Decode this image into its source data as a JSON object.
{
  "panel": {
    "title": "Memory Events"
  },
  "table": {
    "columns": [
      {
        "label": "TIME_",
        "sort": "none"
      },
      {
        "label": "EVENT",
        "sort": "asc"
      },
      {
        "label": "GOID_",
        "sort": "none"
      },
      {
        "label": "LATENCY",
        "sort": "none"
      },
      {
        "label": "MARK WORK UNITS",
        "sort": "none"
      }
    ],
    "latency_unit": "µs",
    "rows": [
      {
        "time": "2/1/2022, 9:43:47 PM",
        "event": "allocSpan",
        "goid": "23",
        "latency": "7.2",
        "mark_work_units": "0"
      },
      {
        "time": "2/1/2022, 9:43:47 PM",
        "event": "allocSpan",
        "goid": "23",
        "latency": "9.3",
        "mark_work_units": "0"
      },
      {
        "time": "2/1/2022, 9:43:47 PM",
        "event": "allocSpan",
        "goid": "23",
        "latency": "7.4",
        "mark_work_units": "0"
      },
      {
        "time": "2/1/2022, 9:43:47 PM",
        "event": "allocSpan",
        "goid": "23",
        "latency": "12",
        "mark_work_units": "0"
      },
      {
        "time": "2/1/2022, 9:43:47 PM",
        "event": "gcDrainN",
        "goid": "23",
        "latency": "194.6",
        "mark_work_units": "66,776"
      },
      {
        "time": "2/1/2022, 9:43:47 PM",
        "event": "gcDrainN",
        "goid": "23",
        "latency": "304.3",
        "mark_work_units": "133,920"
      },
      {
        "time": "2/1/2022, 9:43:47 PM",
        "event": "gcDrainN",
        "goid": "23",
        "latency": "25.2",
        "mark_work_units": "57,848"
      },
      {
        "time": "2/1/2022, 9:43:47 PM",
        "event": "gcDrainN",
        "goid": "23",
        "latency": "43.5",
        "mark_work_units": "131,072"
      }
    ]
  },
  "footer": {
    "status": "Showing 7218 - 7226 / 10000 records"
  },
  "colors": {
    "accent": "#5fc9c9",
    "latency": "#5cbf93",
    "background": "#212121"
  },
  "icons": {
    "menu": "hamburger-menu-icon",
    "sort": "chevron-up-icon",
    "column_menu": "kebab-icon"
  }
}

────────────────

_EXERCISE AIM:_ Above are some records. Print them all exactly.

_EXERCISE OUTPUT:_
Decode this image into its source data as a JSON object.
{
  "panel": {
    "title": "Memory Events"
  },
  "table": {
    "columns": [
      {
        "label": "TIME_",
        "sort": "none"
      },
      {
        "label": "EVENT",
        "sort": "asc"
      },
      {
        "label": "GOID_",
        "sort": "none"
      },
      {
        "label": "LATENCY",
        "sort": "none"
      },
      {
        "label": "MARK WORK UNITS",
        "sort": "none"
      }
    ],
    "latency_unit": "µs",
    "rows": [
      {
        "time": "2/1/2022, 9:43:47 PM",
        "event": "allocSpan",
        "goid": "23",
        "latency": "7.2",
        "mark_work_units": "0"
      },
      {
        "time": "2/1/2022, 9:43:47 PM",
        "event": "allocSpan",
        "goid": "23",
        "latency": "9.3",
        "mark_work_units": "0"
      },
      {
        "time": "2/1/2022, 9:43:47 PM",
        "event": "allocSpan",
        "goid": "23",
        "latency": "7.4",
        "mark_work_units": "0"
      },
      {
        "time": "2/1/2022, 9:43:47 PM",
        "event": "allocSpan",
        "goid": "23",
        "latency": "12",
        "mark_work_units": "0"
      },
      {
        "time": "2/1/2022, 9:43:47 PM",
        "event": "gcDrainN",
        "goid": "23",
        "latency": "194.6",
        "mark_work_units": "66,776"
      },
      {
        "time": "2/1/2022, 9:43:47 PM",
        "event": "gcDrainN",
        "goid": "23",
        "latency": "304.3",
        "mark_work_units": "133,920"
      },
      {
        "time": "2/1/2022, 9:43:47 PM",
        "event": "gcDrainN",
        "goid": "23",
        "latency": "25.2",
        "mark_work_units": "57,848"
      },
      {
        "time": "2/1/2022, 9:43:47 PM",
        "event": "gcDrainN",
        "goid": "23",
        "latency": "43.5",
        "mark_work_units": "131,072"
      }
    ]
  },
  "footer": {
    "status": "Showing 7218 - 7226 / 10000 records"
  },
  "colors": {
    "accent": "#5fc9c9",
    "latency": "#5cbf93",
    "background": "#212121"
  },
  "icons": {
    "menu": "hamburger-menu-icon",
    "sort": "chevron-up-icon",
    "column_menu": "kebab-icon"
  }
}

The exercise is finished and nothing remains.